* Task prompt
Write out the listing below in full and exactly, leaving out every picture.

Records contained in a dataset:
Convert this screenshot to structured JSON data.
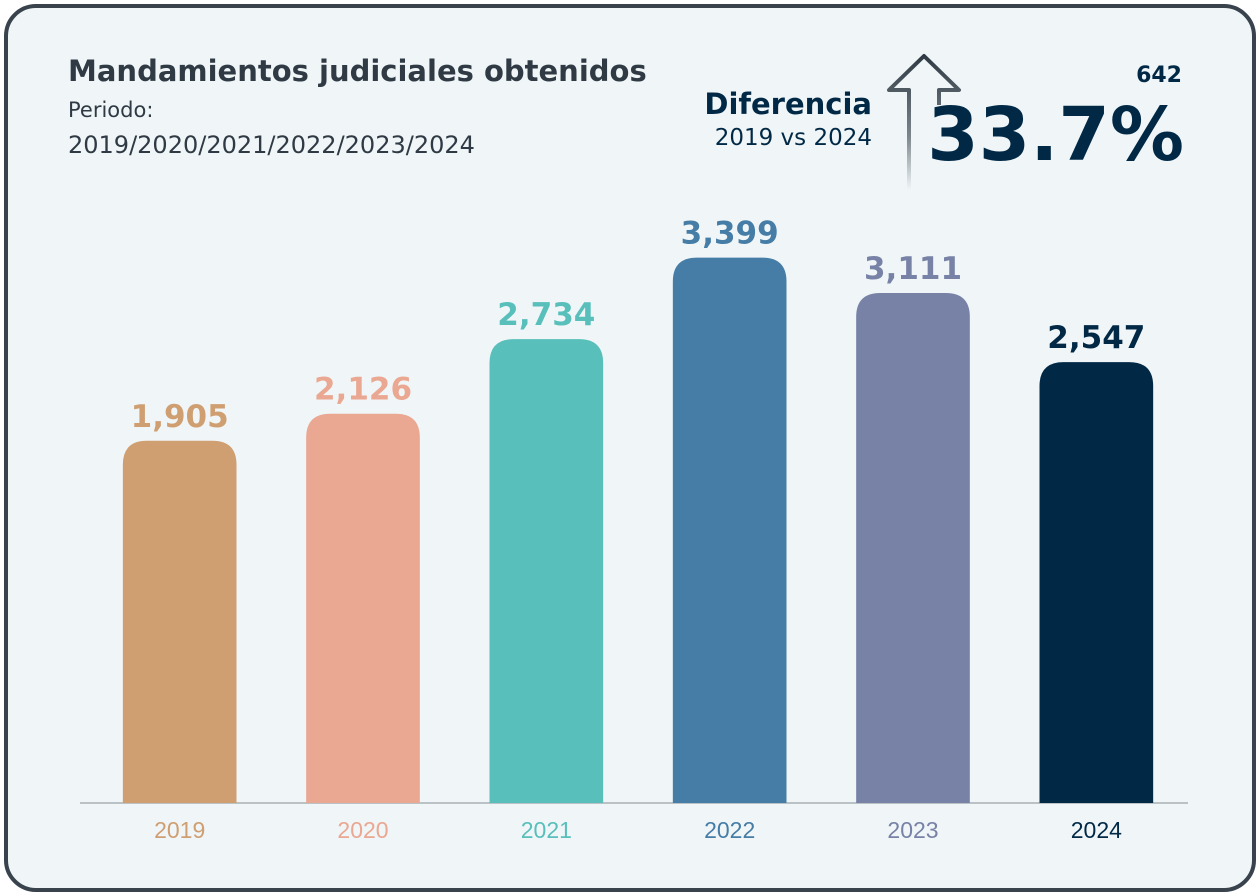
{
  "chart_data": {
    "type": "bar",
    "title": "Mandamientos judiciales obtenidos",
    "subtitle": [
      "Periodo:",
      "2019/2020/2021/2022/2023/2024"
    ],
    "annotation": {
      "label": "Diferencia",
      "sublabel": "2019 vs 2024",
      "difference": 642,
      "percent": "33.7%"
    },
    "categories": [
      "2019",
      "2020",
      "2021",
      "2022",
      "2023",
      "2024"
    ],
    "values": [
      1905,
      2126,
      2734,
      3399,
      3111,
      2547
    ],
    "value_labels": [
      "1,905",
      "2,126",
      "2,734",
      "3,399",
      "3,111",
      "2,547"
    ],
    "colors": [
      "#cf9f72",
      "#eaa791",
      "#58bfba",
      "#467da6",
      "#7782a6",
      "#012946"
    ],
    "ylim": [
      -1050,
      4000
    ]
  }
}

* Complete response
Convert this screenshot to structured JSON data.
{
  "chart_data": {
    "type": "bar",
    "title": "Mandamientos judiciales obtenidos",
    "subtitle": [
      "Periodo:",
      "2019/2020/2021/2022/2023/2024"
    ],
    "annotation": {
      "label": "Diferencia",
      "sublabel": "2019 vs 2024",
      "difference": 642,
      "percent": "33.7%"
    },
    "categories": [
      "2019",
      "2020",
      "2021",
      "2022",
      "2023",
      "2024"
    ],
    "values": [
      1905,
      2126,
      2734,
      3399,
      3111,
      2547
    ],
    "value_labels": [
      "1,905",
      "2,126",
      "2,734",
      "3,399",
      "3,111",
      "2,547"
    ],
    "colors": [
      "#cf9f72",
      "#eaa791",
      "#58bfba",
      "#467da6",
      "#7782a6",
      "#012946"
    ],
    "ylim": [
      -1050,
      4000
    ]
  }
}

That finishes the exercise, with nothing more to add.